MATERIAL FOR THIS EXERCISE
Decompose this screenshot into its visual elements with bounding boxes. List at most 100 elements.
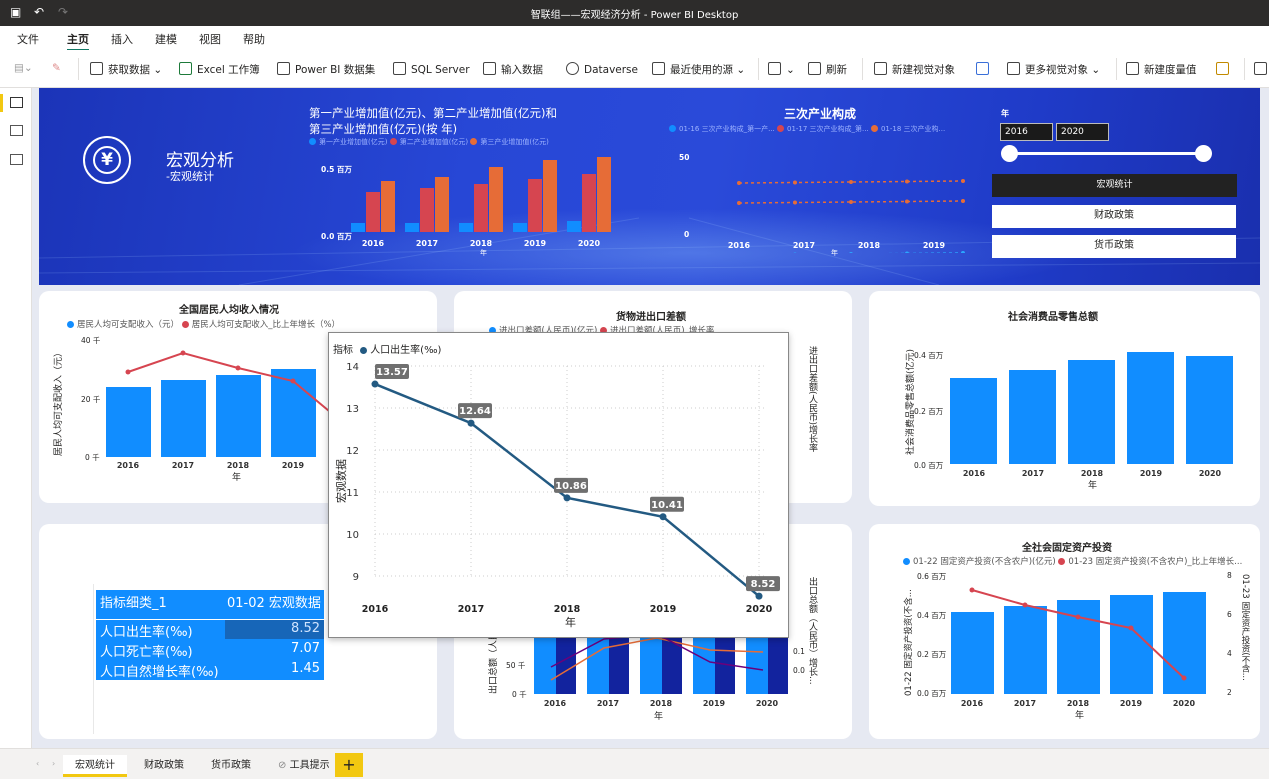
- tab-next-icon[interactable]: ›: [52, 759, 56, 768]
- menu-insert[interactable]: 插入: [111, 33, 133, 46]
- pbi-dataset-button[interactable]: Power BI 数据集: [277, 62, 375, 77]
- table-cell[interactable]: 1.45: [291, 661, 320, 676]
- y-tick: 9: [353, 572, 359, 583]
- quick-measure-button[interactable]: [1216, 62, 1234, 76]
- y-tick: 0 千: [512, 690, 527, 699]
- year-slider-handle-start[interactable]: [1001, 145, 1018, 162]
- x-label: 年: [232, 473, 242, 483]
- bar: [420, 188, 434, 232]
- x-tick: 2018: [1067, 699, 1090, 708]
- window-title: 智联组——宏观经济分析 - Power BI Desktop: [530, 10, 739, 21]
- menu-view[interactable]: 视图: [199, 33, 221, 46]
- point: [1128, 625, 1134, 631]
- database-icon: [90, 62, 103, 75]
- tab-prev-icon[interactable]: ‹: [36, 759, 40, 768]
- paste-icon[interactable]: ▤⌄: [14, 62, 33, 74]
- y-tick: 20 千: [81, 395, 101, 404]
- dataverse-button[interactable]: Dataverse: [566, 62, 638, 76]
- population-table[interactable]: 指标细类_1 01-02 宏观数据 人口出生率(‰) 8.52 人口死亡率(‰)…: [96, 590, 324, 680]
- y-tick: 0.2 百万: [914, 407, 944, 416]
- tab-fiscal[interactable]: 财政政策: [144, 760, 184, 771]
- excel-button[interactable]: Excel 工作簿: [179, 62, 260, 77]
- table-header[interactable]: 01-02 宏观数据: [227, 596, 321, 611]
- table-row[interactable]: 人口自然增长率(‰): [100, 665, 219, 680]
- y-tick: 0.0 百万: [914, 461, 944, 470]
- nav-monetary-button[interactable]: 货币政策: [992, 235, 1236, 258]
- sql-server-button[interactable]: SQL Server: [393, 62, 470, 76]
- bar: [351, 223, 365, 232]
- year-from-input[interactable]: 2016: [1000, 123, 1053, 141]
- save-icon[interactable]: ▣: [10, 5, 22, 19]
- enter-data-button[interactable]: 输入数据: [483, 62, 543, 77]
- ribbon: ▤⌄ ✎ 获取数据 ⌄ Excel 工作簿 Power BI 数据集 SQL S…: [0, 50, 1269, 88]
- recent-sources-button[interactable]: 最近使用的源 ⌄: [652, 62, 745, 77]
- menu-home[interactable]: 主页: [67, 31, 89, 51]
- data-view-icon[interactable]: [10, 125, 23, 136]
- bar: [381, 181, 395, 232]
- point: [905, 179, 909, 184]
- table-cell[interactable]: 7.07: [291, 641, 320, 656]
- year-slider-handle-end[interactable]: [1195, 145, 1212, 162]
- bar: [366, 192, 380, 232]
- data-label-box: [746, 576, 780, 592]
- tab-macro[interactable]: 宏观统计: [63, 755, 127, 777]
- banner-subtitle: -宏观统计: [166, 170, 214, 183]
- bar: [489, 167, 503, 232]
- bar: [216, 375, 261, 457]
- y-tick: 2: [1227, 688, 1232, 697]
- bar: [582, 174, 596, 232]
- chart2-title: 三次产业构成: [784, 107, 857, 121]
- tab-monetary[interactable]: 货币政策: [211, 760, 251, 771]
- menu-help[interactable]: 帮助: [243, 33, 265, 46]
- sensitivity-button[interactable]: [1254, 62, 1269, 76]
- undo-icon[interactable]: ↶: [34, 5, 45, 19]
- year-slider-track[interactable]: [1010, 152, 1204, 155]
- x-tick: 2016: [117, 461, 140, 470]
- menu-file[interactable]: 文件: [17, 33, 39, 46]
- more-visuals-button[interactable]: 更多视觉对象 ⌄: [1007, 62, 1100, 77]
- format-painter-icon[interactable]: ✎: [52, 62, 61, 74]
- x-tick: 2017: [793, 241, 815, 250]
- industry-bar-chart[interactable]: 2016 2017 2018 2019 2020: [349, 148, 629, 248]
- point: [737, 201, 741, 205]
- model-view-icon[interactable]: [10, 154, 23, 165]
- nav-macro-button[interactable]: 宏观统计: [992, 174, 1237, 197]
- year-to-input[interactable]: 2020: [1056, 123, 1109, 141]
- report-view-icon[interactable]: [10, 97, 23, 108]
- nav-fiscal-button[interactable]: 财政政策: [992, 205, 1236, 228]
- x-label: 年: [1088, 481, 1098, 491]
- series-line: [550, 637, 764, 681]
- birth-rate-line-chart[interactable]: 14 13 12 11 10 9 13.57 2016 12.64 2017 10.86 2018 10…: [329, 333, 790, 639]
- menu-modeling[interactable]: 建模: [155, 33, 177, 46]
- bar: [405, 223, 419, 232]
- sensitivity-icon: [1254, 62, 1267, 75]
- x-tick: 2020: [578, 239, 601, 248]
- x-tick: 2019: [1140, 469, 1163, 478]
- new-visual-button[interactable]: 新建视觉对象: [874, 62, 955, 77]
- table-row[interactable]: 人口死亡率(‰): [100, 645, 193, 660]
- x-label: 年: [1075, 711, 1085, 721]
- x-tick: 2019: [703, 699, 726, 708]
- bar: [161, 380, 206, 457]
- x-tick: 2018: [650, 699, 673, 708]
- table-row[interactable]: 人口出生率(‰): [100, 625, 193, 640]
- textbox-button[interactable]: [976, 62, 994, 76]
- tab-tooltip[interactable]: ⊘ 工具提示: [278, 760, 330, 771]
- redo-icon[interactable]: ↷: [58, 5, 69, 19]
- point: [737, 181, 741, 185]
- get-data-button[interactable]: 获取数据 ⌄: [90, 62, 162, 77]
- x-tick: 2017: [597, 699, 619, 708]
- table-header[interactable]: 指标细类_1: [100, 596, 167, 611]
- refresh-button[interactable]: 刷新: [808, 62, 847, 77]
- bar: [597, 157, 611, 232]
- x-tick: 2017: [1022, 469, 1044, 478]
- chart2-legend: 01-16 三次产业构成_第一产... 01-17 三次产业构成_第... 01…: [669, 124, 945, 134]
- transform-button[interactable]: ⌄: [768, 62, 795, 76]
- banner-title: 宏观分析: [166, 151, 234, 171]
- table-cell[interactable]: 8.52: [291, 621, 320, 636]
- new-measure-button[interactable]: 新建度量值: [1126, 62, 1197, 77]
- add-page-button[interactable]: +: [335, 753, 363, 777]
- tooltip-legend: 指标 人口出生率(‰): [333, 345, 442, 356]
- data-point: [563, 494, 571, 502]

STATED EXERCISE
Pull out each line of the entries above that contains the string "macro". Case matters.

RESPONSE FOR THIS EXERCISE
- tab-macro[interactable]: 宏观统计: [63, 755, 127, 777]
- nav-macro-button[interactable]: 宏观统计: [992, 174, 1237, 197]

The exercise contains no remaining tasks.